--- What to produce ---
What lines of the data include the string "content"? Copy them all.

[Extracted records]
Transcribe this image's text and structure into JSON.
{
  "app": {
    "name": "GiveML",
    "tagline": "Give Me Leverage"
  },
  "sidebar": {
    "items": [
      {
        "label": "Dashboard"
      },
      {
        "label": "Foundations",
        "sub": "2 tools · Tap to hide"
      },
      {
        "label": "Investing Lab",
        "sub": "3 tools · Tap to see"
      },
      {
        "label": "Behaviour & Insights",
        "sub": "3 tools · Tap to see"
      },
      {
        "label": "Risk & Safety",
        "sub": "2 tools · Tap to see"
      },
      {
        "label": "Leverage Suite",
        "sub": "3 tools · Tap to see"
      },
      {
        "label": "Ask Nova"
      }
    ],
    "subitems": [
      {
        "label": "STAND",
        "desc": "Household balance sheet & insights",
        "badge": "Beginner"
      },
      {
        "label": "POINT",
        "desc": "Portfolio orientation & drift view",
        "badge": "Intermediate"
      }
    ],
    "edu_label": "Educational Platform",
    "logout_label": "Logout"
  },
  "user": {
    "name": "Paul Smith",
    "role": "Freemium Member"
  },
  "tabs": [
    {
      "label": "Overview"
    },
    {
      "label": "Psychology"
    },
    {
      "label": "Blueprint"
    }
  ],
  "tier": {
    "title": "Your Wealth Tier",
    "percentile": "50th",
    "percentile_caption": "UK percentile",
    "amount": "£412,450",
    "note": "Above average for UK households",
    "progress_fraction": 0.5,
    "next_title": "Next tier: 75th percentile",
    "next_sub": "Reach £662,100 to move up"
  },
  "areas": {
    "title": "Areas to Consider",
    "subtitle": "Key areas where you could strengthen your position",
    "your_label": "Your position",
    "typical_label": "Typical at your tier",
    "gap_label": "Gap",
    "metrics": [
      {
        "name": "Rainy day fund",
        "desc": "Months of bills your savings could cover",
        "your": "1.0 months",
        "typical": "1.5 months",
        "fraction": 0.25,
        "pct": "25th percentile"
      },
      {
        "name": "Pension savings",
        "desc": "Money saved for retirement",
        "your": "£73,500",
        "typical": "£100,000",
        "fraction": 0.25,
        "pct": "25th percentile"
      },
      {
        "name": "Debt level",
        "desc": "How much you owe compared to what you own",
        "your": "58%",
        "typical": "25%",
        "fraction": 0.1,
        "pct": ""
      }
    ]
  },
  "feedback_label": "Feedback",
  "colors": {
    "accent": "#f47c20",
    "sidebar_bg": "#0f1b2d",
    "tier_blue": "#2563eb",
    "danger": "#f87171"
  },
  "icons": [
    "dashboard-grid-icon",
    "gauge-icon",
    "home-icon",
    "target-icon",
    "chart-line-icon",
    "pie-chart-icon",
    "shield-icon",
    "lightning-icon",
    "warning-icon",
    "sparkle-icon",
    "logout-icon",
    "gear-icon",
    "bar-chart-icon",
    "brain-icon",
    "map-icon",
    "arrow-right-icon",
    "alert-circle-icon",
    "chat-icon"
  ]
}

---

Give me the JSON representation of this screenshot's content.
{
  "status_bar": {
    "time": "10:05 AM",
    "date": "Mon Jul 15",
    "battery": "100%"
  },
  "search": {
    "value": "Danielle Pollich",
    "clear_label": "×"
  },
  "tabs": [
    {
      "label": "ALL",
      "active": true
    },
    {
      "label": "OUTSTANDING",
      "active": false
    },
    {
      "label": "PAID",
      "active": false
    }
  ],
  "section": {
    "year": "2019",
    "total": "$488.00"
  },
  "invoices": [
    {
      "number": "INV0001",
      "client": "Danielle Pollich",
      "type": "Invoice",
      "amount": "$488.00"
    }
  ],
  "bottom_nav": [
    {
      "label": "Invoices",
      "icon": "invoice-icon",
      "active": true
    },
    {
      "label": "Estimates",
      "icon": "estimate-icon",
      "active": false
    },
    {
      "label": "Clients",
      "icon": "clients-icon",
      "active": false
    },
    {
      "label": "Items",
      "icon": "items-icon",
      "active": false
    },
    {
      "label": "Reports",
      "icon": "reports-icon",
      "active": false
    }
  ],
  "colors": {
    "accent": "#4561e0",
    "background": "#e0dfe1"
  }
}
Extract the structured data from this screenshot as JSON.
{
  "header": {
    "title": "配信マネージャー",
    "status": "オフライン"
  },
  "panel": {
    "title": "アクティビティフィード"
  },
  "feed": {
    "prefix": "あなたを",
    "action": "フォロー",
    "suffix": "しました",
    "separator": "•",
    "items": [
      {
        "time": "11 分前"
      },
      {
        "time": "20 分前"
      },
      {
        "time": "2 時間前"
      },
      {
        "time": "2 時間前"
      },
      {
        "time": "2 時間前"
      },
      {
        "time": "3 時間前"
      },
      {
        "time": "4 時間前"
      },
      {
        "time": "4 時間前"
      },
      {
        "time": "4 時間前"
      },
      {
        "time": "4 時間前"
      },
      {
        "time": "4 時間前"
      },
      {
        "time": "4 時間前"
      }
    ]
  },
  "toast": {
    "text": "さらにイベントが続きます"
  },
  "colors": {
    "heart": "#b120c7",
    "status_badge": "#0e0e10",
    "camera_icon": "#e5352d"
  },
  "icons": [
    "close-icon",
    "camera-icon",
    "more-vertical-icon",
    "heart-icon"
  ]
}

--

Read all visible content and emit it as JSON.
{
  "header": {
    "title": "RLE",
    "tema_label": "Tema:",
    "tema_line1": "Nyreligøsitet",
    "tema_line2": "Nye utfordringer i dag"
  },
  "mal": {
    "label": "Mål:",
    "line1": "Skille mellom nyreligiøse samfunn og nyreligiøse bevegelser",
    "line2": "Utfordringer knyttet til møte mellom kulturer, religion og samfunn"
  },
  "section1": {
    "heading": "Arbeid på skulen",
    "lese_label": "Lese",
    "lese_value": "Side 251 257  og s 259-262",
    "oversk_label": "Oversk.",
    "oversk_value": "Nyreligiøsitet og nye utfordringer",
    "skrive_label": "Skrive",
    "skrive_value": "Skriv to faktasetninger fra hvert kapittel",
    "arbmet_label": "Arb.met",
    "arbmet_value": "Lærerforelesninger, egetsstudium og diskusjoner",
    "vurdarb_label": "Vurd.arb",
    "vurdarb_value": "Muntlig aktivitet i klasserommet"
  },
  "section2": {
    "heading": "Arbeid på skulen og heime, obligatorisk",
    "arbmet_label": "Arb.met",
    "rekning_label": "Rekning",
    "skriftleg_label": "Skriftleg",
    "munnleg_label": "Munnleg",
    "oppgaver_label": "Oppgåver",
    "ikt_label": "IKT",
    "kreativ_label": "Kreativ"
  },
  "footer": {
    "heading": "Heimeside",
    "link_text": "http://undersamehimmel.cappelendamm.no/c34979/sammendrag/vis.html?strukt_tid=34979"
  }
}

--- Solution ---
Give me the JSON representation of this screenshot's content.
Read all visible content and emit it as JSON.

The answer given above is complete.